Excerpt from a dataset
=======
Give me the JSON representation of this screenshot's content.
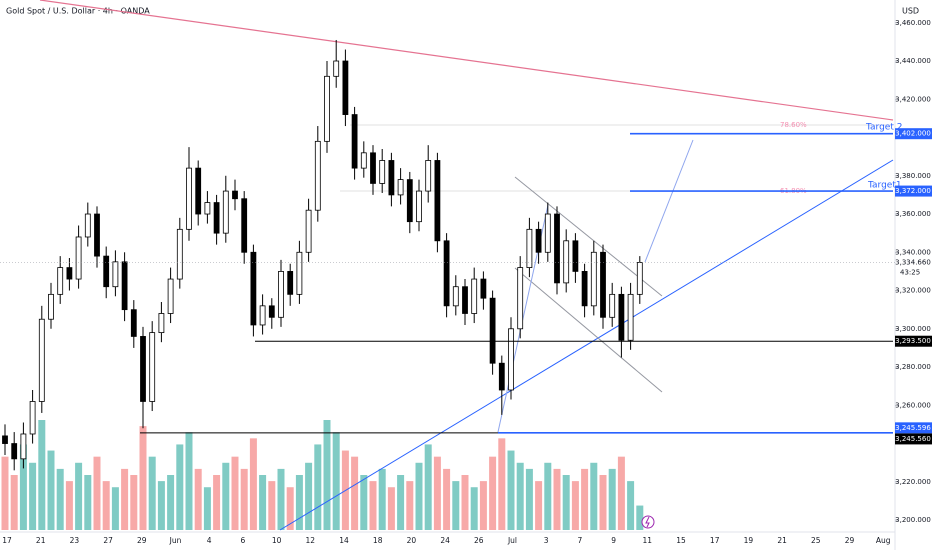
{
  "chart_data": {
    "type": "candlestick",
    "title": "Gold Spot / U.S. Dollar · 4h · OANDA",
    "currency": "USD",
    "ylim": [
      3194.8,
      3471.9
    ],
    "yticks": [
      {
        "value": 3460,
        "label": "3,460.000"
      },
      {
        "value": 3440,
        "label": "3,440.000"
      },
      {
        "value": 3420,
        "label": "3,420.000"
      },
      {
        "value": 3380,
        "label": "3,380.000"
      },
      {
        "value": 3360,
        "label": "3,360.000"
      },
      {
        "value": 3340,
        "label": "3,340.000"
      },
      {
        "value": 3320,
        "label": "3,320.000"
      },
      {
        "value": 3300,
        "label": "3,300.000"
      },
      {
        "value": 3280,
        "label": "3,280.000"
      },
      {
        "value": 3260,
        "label": "3,260.000"
      },
      {
        "value": 3220,
        "label": "3,220.000"
      },
      {
        "value": 3200,
        "label": "3,200.000"
      }
    ],
    "x_labels": [
      "17",
      "21",
      "23",
      "27",
      "29",
      "Jun",
      "4",
      "6",
      "10",
      "12",
      "14",
      "18",
      "20",
      "24",
      "26",
      "Jul",
      "3",
      "7",
      "9",
      "11",
      "15",
      "17",
      "19",
      "21",
      "25",
      "29",
      "Aug"
    ],
    "up_color": "#ffffff",
    "down_color": "#000000",
    "volume_up_color": "#80cbc4",
    "volume_down_color": "#f7a9a8",
    "open": [
      3244,
      3240,
      3232,
      3245,
      3262,
      3305,
      3318,
      3332,
      3326,
      3348,
      3360,
      3338,
      3322,
      3335,
      3310,
      3296,
      3262,
      3298,
      3308,
      3326,
      3352,
      3384,
      3360,
      3366,
      3350,
      3372,
      3368,
      3340,
      3302,
      3312,
      3306,
      3330,
      3318,
      3340,
      3362,
      3398,
      3432,
      3440,
      3412,
      3384,
      3392,
      3376,
      3388,
      3370,
      3378,
      3356,
      3372,
      3388,
      3346,
      3312,
      3322,
      3308,
      3326,
      3316,
      3282,
      3268,
      3300,
      3332,
      3352,
      3340,
      3360,
      3324,
      3346,
      3330,
      3312,
      3340,
      3306,
      3318,
      3294,
      3318
    ],
    "high": [
      3250,
      3246,
      3251,
      3268,
      3312,
      3324,
      3338,
      3337,
      3354,
      3366,
      3364,
      3343,
      3341,
      3340,
      3315,
      3301,
      3304,
      3314,
      3332,
      3358,
      3395,
      3388,
      3372,
      3370,
      3380,
      3378,
      3372,
      3344,
      3318,
      3316,
      3336,
      3334,
      3346,
      3368,
      3406,
      3440,
      3451,
      3446,
      3416,
      3398,
      3396,
      3394,
      3392,
      3384,
      3382,
      3378,
      3396,
      3392,
      3350,
      3328,
      3326,
      3332,
      3330,
      3320,
      3286,
      3306,
      3338,
      3358,
      3356,
      3366,
      3364,
      3352,
      3350,
      3334,
      3346,
      3344,
      3324,
      3322,
      3324,
      3338
    ],
    "low": [
      3234,
      3226,
      3227,
      3240,
      3256,
      3300,
      3313,
      3320,
      3321,
      3343,
      3332,
      3316,
      3317,
      3304,
      3290,
      3248,
      3257,
      3293,
      3303,
      3321,
      3346,
      3354,
      3355,
      3344,
      3345,
      3362,
      3334,
      3296,
      3297,
      3300,
      3301,
      3312,
      3313,
      3335,
      3356,
      3392,
      3426,
      3406,
      3378,
      3379,
      3370,
      3371,
      3364,
      3365,
      3350,
      3351,
      3366,
      3340,
      3306,
      3307,
      3302,
      3303,
      3310,
      3276,
      3255,
      3263,
      3295,
      3327,
      3334,
      3335,
      3318,
      3319,
      3324,
      3306,
      3307,
      3300,
      3301,
      3285,
      3289,
      3313
    ],
    "close": [
      3240,
      3232,
      3245,
      3262,
      3305,
      3318,
      3332,
      3326,
      3348,
      3360,
      3338,
      3322,
      3335,
      3310,
      3296,
      3262,
      3298,
      3308,
      3326,
      3352,
      3384,
      3360,
      3366,
      3350,
      3372,
      3368,
      3340,
      3302,
      3312,
      3306,
      3330,
      3318,
      3340,
      3362,
      3398,
      3432,
      3440,
      3412,
      3384,
      3392,
      3376,
      3388,
      3370,
      3378,
      3356,
      3372,
      3388,
      3346,
      3312,
      3322,
      3308,
      3326,
      3316,
      3282,
      3268,
      3300,
      3332,
      3352,
      3340,
      3360,
      3324,
      3346,
      3330,
      3312,
      3340,
      3306,
      3318,
      3294,
      3318,
      3334.66
    ],
    "volume": [
      60,
      45,
      70,
      55,
      90,
      65,
      50,
      40,
      55,
      45,
      60,
      40,
      35,
      50,
      45,
      85,
      60,
      40,
      45,
      70,
      80,
      50,
      35,
      45,
      55,
      60,
      50,
      75,
      45,
      40,
      50,
      35,
      45,
      55,
      70,
      90,
      80,
      65,
      60,
      45,
      40,
      50,
      35,
      45,
      40,
      55,
      70,
      60,
      50,
      40,
      45,
      35,
      40,
      60,
      75,
      65,
      55,
      50,
      40,
      55,
      50,
      45,
      40,
      50,
      55,
      45,
      50,
      60,
      40,
      20
    ],
    "price_label": {
      "value": 3334.66,
      "label": "3,334.660"
    },
    "countdown": "43:25",
    "levels": [
      {
        "value": 3402,
        "label": "3,402.000",
        "color": "#2962ff",
        "name": "Target 2"
      },
      {
        "value": 3372,
        "label": "3,372.000",
        "color": "#2962ff",
        "name": "Target1"
      },
      {
        "value": 3293.5,
        "label": "3,293.500",
        "color": "#000000"
      },
      {
        "value": 3245.596,
        "label": "3,245.596",
        "color": "#2962ff"
      },
      {
        "value": 3245.56,
        "label": "3,245.560",
        "color": "#000000"
      }
    ],
    "fib_labels": [
      "78.60%",
      "61.80%"
    ]
  }
}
=======
GIVEN PROBLEM >> Restate the data above word for word. Skip every picture.

REPLY TO THE TASK >>
Give me the JSON representation of this screenshot's content.
{
  "chart_data": {
    "type": "candlestick",
    "title": "Gold Spot / U.S. Dollar · 4h · OANDA",
    "currency": "USD",
    "ylim": [
      3194.8,
      3471.9
    ],
    "yticks": [
      {
        "value": 3460,
        "label": "3,460.000"
      },
      {
        "value": 3440,
        "label": "3,440.000"
      },
      {
        "value": 3420,
        "label": "3,420.000"
      },
      {
        "value": 3380,
        "label": "3,380.000"
      },
      {
        "value": 3360,
        "label": "3,360.000"
      },
      {
        "value": 3340,
        "label": "3,340.000"
      },
      {
        "value": 3320,
        "label": "3,320.000"
      },
      {
        "value": 3300,
        "label": "3,300.000"
      },
      {
        "value": 3280,
        "label": "3,280.000"
      },
      {
        "value": 3260,
        "label": "3,260.000"
      },
      {
        "value": 3220,
        "label": "3,220.000"
      },
      {
        "value": 3200,
        "label": "3,200.000"
      }
    ],
    "x_labels": [
      "17",
      "21",
      "23",
      "27",
      "29",
      "Jun",
      "4",
      "6",
      "10",
      "12",
      "14",
      "18",
      "20",
      "24",
      "26",
      "Jul",
      "3",
      "7",
      "9",
      "11",
      "15",
      "17",
      "19",
      "21",
      "25",
      "29",
      "Aug"
    ],
    "up_color": "#ffffff",
    "down_color": "#000000",
    "volume_up_color": "#80cbc4",
    "volume_down_color": "#f7a9a8",
    "open": [
      3244,
      3240,
      3232,
      3245,
      3262,
      3305,
      3318,
      3332,
      3326,
      3348,
      3360,
      3338,
      3322,
      3335,
      3310,
      3296,
      3262,
      3298,
      3308,
      3326,
      3352,
      3384,
      3360,
      3366,
      3350,
      3372,
      3368,
      3340,
      3302,
      3312,
      3306,
      3330,
      3318,
      3340,
      3362,
      3398,
      3432,
      3440,
      3412,
      3384,
      3392,
      3376,
      3388,
      3370,
      3378,
      3356,
      3372,
      3388,
      3346,
      3312,
      3322,
      3308,
      3326,
      3316,
      3282,
      3268,
      3300,
      3332,
      3352,
      3340,
      3360,
      3324,
      3346,
      3330,
      3312,
      3340,
      3306,
      3318,
      3294,
      3318
    ],
    "high": [
      3250,
      3246,
      3251,
      3268,
      3312,
      3324,
      3338,
      3337,
      3354,
      3366,
      3364,
      3343,
      3341,
      3340,
      3315,
      3301,
      3304,
      3314,
      3332,
      3358,
      3395,
      3388,
      3372,
      3370,
      3380,
      3378,
      3372,
      3344,
      3318,
      3316,
      3336,
      3334,
      3346,
      3368,
      3406,
      3440,
      3451,
      3446,
      3416,
      3398,
      3396,
      3394,
      3392,
      3384,
      3382,
      3378,
      3396,
      3392,
      3350,
      3328,
      3326,
      3332,
      3330,
      3320,
      3286,
      3306,
      3338,
      3358,
      3356,
      3366,
      3364,
      3352,
      3350,
      3334,
      3346,
      3344,
      3324,
      3322,
      3324,
      3338
    ],
    "low": [
      3234,
      3226,
      3227,
      3240,
      3256,
      3300,
      3313,
      3320,
      3321,
      3343,
      3332,
      3316,
      3317,
      3304,
      3290,
      3248,
      3257,
      3293,
      3303,
      3321,
      3346,
      3354,
      3355,
      3344,
      3345,
      3362,
      3334,
      3296,
      3297,
      3300,
      3301,
      3312,
      3313,
      3335,
      3356,
      3392,
      3426,
      3406,
      3378,
      3379,
      3370,
      3371,
      3364,
      3365,
      3350,
      3351,
      3366,
      3340,
      3306,
      3307,
      3302,
      3303,
      3310,
      3276,
      3255,
      3263,
      3295,
      3327,
      3334,
      3335,
      3318,
      3319,
      3324,
      3306,
      3307,
      3300,
      3301,
      3285,
      3289,
      3313
    ],
    "close": [
      3240,
      3232,
      3245,
      3262,
      3305,
      3318,
      3332,
      3326,
      3348,
      3360,
      3338,
      3322,
      3335,
      3310,
      3296,
      3262,
      3298,
      3308,
      3326,
      3352,
      3384,
      3360,
      3366,
      3350,
      3372,
      3368,
      3340,
      3302,
      3312,
      3306,
      3330,
      3318,
      3340,
      3362,
      3398,
      3432,
      3440,
      3412,
      3384,
      3392,
      3376,
      3388,
      3370,
      3378,
      3356,
      3372,
      3388,
      3346,
      3312,
      3322,
      3308,
      3326,
      3316,
      3282,
      3268,
      3300,
      3332,
      3352,
      3340,
      3360,
      3324,
      3346,
      3330,
      3312,
      3340,
      3306,
      3318,
      3294,
      3318,
      3334.66
    ],
    "volume": [
      60,
      45,
      70,
      55,
      90,
      65,
      50,
      40,
      55,
      45,
      60,
      40,
      35,
      50,
      45,
      85,
      60,
      40,
      45,
      70,
      80,
      50,
      35,
      45,
      55,
      60,
      50,
      75,
      45,
      40,
      50,
      35,
      45,
      55,
      70,
      90,
      80,
      65,
      60,
      45,
      40,
      50,
      35,
      45,
      40,
      55,
      70,
      60,
      50,
      40,
      45,
      35,
      40,
      60,
      75,
      65,
      55,
      50,
      40,
      55,
      50,
      45,
      40,
      50,
      55,
      45,
      50,
      60,
      40,
      20
    ],
    "price_label": {
      "value": 3334.66,
      "label": "3,334.660"
    },
    "countdown": "43:25",
    "levels": [
      {
        "value": 3402,
        "label": "3,402.000",
        "color": "#2962ff",
        "name": "Target 2"
      },
      {
        "value": 3372,
        "label": "3,372.000",
        "color": "#2962ff",
        "name": "Target1"
      },
      {
        "value": 3293.5,
        "label": "3,293.500",
        "color": "#000000"
      },
      {
        "value": 3245.596,
        "label": "3,245.596",
        "color": "#2962ff"
      },
      {
        "value": 3245.56,
        "label": "3,245.560",
        "color": "#000000"
      }
    ],
    "fib_labels": [
      "78.60%",
      "61.80%"
    ]
  }
}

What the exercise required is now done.